* START Dataset content *

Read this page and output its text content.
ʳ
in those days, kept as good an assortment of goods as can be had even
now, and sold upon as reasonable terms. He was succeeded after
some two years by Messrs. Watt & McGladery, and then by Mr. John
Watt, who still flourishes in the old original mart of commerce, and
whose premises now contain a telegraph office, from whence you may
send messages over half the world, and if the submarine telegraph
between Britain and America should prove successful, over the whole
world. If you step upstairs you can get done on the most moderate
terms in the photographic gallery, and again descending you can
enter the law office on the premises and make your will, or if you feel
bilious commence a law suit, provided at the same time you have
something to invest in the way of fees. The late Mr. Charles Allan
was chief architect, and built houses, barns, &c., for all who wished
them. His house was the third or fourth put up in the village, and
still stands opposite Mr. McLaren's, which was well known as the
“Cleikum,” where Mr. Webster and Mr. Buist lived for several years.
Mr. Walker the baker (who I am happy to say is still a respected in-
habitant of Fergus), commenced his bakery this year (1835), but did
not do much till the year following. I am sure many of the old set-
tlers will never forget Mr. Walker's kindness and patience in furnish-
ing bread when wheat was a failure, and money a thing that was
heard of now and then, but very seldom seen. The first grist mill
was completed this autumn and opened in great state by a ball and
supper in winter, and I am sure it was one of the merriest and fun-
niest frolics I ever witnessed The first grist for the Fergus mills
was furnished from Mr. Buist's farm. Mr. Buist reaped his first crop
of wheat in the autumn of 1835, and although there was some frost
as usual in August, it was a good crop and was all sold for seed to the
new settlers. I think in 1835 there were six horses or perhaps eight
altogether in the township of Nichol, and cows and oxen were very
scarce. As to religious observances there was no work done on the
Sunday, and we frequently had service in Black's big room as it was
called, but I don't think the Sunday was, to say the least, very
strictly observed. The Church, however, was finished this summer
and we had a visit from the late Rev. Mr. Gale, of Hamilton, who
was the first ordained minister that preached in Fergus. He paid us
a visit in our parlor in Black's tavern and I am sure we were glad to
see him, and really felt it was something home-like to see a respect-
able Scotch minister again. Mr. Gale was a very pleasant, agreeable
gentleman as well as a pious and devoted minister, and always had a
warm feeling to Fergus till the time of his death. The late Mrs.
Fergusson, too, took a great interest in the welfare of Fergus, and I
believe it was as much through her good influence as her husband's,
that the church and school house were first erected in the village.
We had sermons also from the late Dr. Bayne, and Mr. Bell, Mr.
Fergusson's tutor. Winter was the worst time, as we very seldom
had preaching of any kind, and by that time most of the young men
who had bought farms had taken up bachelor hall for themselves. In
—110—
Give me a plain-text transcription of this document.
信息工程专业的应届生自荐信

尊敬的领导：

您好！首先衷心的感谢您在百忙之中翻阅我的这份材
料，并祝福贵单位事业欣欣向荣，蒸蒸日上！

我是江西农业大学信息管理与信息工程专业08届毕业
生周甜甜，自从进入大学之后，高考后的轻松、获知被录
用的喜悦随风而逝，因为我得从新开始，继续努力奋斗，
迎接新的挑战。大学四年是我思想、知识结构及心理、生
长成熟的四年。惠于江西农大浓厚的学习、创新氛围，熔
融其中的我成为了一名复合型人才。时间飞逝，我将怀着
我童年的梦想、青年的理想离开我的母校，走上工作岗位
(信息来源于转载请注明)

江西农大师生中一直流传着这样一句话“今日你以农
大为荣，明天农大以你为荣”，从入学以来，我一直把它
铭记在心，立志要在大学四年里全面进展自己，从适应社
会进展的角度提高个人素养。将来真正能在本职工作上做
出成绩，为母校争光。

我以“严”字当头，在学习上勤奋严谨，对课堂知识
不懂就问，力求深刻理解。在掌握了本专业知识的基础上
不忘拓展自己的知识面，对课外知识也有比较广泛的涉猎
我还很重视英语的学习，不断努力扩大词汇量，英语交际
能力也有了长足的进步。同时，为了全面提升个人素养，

* END Dataset content *

__Objective__:
From the line containing "Give me a plain-text" down to the final line of the data, write out every line exactly; both the first and last of these belong in your answer, and nothing else does.

__Correct answer__:
Give me a plain-text transcription of this document.
信息工程专业的应届生自荐信

尊敬的领导：

您好！首先衷心的感谢您在百忙之中翻阅我的这份材
料，并祝福贵单位事业欣欣向荣，蒸蒸日上！

我是江西农业大学信息管理与信息工程专业08届毕业
生周甜甜，自从进入大学之后，高考后的轻松、获知被录
用的喜悦随风而逝，因为我得从新开始，继续努力奋斗，
迎接新的挑战。大学四年是我思想、知识结构及心理、生
长成熟的四年。惠于江西农大浓厚的学习、创新氛围，熔
融其中的我成为了一名复合型人才。时间飞逝，我将怀着
我童年的梦想、青年的理想离开我的母校，走上工作岗位
(信息来源于转载请注明)

江西农大师生中一直流传着这样一句话“今日你以农
大为荣，明天农大以你为荣”，从入学以来，我一直把它
铭记在心，立志要在大学四年里全面进展自己，从适应社
会进展的角度提高个人素养。将来真正能在本职工作上做
出成绩，为母校争光。

我以“严”字当头，在学习上勤奋严谨，对课堂知识
不懂就问，力求深刻理解。在掌握了本专业知识的基础上
不忘拓展自己的知识面，对课外知识也有比较广泛的涉猎
我还很重视英语的学习，不断努力扩大词汇量，英语交际
能力也有了长足的进步。同时，为了全面提升个人素养，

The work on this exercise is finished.